§ REQUEST: Copy out all lines with the word "type" in them.
----- RECORDS SUPPLIED
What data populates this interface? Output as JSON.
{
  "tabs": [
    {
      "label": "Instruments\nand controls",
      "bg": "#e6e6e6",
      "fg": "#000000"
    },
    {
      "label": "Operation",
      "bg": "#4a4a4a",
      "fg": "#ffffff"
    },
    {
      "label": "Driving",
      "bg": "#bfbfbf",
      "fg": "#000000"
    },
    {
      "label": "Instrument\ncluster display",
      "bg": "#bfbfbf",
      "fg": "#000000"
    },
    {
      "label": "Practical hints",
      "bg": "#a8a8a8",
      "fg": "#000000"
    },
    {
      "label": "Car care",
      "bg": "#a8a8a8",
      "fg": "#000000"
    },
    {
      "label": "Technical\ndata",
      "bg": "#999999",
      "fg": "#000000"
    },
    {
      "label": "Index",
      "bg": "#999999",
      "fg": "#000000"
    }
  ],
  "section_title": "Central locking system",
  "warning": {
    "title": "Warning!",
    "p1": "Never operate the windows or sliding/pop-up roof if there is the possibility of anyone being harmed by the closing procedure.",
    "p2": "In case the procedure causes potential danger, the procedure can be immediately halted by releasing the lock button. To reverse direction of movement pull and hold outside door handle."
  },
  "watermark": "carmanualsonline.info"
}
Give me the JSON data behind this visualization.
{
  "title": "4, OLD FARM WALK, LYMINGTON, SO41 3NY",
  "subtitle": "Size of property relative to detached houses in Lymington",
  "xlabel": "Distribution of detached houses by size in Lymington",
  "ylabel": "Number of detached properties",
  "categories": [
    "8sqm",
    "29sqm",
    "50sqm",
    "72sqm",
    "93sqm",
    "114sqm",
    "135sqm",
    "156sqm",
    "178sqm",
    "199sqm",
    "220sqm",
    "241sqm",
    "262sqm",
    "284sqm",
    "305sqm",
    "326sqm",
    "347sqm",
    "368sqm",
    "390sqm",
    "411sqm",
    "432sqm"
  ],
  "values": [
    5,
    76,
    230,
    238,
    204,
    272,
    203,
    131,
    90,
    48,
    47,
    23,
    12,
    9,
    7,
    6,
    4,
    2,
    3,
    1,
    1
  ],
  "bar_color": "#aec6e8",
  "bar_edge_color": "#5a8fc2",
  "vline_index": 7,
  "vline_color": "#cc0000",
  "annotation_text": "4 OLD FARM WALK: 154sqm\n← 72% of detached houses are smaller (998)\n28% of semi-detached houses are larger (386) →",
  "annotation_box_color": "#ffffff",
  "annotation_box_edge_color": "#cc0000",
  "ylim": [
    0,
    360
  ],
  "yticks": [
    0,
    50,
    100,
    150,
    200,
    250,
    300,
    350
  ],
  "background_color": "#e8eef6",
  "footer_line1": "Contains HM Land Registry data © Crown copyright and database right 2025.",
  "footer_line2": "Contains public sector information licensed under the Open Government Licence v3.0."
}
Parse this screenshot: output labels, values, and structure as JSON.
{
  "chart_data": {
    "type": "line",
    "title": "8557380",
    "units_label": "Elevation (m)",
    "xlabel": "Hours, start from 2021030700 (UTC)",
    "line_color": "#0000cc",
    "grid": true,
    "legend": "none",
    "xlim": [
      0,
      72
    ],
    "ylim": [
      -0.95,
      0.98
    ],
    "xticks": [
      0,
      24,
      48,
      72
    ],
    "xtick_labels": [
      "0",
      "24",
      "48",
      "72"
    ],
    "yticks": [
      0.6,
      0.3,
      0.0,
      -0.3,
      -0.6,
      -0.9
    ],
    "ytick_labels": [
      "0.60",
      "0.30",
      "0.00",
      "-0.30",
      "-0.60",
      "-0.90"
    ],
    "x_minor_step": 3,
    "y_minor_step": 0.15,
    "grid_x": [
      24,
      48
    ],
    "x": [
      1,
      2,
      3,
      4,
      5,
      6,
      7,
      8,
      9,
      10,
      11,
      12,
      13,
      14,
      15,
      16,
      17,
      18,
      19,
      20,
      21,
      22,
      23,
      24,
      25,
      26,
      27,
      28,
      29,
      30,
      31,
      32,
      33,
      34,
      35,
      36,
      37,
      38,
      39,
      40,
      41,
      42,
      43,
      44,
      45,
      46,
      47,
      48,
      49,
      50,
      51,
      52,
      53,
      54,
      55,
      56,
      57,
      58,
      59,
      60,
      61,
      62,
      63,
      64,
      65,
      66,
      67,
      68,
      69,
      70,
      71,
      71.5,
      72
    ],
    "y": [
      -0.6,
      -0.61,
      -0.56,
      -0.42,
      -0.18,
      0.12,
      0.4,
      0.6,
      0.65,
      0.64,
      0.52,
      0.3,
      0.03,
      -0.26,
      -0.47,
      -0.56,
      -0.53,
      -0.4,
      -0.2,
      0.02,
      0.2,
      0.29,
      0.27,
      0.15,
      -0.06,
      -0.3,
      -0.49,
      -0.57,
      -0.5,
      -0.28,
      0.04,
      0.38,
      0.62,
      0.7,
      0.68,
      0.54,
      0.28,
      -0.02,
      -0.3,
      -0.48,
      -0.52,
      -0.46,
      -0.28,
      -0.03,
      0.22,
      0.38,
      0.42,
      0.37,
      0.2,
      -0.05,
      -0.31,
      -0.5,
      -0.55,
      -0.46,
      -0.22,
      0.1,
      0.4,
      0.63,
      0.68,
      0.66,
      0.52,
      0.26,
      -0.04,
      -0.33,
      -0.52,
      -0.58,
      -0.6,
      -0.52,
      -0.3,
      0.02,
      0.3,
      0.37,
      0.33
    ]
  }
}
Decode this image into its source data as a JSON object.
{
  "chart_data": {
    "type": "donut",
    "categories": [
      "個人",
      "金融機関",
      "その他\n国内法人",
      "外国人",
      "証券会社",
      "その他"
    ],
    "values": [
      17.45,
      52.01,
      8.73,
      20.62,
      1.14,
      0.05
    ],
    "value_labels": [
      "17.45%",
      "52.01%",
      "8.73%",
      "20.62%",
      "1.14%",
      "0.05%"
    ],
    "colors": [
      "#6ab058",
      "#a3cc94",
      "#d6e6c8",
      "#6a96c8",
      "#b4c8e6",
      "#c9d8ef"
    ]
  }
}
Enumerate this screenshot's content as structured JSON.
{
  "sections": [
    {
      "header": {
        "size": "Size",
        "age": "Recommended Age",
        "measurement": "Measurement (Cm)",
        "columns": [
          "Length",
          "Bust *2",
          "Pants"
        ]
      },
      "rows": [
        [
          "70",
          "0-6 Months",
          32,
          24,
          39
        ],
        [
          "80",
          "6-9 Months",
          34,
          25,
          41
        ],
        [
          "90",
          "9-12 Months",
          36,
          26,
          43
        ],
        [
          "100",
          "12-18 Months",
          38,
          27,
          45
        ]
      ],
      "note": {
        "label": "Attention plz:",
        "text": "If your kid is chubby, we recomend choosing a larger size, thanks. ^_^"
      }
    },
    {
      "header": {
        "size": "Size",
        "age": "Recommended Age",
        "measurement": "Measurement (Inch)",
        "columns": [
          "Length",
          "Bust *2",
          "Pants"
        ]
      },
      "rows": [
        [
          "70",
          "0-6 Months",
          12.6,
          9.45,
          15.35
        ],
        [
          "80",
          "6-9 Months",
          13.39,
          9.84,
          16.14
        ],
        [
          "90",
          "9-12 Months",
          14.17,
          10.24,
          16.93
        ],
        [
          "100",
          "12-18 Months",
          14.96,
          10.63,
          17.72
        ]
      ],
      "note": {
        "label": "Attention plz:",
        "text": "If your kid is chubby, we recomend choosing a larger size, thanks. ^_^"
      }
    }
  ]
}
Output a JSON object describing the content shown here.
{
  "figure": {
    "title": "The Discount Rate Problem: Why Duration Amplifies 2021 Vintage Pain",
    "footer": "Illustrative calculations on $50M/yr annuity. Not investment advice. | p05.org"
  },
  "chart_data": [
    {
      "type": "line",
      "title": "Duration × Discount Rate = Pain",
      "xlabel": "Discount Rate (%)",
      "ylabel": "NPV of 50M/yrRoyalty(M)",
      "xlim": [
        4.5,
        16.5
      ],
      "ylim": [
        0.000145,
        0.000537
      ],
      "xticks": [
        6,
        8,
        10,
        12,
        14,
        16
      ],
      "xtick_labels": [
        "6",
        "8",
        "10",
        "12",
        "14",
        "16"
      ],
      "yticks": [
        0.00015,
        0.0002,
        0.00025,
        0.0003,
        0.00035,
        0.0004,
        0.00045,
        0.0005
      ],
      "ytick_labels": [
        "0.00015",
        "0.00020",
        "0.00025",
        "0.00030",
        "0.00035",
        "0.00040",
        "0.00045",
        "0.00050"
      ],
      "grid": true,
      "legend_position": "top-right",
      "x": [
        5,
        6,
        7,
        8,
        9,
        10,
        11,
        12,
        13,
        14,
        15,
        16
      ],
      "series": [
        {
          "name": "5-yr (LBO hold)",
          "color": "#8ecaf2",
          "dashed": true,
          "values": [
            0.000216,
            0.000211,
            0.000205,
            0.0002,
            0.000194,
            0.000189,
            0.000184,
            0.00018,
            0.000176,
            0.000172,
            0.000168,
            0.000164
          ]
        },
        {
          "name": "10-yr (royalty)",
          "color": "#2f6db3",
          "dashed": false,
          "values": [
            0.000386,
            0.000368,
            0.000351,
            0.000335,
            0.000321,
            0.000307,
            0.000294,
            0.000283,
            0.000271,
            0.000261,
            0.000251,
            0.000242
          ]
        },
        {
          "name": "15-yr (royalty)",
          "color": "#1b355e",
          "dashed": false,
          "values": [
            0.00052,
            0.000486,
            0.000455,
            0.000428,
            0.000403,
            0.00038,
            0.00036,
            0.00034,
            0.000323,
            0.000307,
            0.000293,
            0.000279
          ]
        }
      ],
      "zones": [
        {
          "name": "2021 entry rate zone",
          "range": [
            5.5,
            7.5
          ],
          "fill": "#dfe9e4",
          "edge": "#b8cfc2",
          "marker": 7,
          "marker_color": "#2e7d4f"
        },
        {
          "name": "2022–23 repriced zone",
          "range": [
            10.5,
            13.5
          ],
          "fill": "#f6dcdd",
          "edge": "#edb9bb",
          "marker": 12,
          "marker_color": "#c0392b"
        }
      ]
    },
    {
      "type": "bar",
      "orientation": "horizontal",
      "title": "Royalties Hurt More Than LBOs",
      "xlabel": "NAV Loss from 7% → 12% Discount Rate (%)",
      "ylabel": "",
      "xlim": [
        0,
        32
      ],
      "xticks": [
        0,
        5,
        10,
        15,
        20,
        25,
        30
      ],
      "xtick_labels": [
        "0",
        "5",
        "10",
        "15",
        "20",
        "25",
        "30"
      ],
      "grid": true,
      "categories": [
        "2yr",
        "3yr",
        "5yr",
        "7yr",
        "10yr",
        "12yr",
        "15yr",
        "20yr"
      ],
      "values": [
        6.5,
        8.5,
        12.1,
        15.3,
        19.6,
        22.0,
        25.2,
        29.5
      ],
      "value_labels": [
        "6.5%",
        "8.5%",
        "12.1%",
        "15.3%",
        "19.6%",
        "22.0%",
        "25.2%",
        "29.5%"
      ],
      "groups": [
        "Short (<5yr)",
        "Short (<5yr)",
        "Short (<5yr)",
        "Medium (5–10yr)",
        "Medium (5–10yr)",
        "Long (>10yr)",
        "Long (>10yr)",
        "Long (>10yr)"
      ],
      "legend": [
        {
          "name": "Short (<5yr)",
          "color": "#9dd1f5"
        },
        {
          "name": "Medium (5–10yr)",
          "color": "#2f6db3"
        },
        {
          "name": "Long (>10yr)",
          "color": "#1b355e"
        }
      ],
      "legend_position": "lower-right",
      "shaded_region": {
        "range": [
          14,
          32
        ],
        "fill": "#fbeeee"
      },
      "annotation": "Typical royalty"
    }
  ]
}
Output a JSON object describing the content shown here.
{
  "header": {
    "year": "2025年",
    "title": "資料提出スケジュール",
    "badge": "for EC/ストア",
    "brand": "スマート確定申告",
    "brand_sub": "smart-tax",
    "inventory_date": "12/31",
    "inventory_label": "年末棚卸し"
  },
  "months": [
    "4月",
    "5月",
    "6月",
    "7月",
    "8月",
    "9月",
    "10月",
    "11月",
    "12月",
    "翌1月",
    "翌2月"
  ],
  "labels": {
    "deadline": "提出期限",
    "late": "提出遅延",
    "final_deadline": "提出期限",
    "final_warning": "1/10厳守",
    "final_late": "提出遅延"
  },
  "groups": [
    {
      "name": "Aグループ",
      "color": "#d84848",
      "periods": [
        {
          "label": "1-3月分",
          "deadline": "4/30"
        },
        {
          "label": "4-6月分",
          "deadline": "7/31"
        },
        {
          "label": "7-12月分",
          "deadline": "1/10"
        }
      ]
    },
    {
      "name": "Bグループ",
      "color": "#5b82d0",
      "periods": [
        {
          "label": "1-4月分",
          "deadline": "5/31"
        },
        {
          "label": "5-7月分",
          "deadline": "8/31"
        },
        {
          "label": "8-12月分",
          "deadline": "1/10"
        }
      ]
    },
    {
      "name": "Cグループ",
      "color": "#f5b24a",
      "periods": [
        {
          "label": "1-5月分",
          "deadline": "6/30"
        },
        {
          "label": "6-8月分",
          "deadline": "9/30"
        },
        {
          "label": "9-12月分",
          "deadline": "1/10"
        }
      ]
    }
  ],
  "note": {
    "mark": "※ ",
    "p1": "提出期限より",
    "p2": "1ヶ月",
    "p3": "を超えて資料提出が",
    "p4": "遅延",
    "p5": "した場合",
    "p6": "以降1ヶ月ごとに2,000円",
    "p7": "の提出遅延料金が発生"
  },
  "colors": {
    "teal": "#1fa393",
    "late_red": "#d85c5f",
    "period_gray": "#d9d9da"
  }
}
----------
§ EXERCISE SOLUTION:
    "type": "line",
    "type": "donut",
      "type": "line",
      "type": "bar",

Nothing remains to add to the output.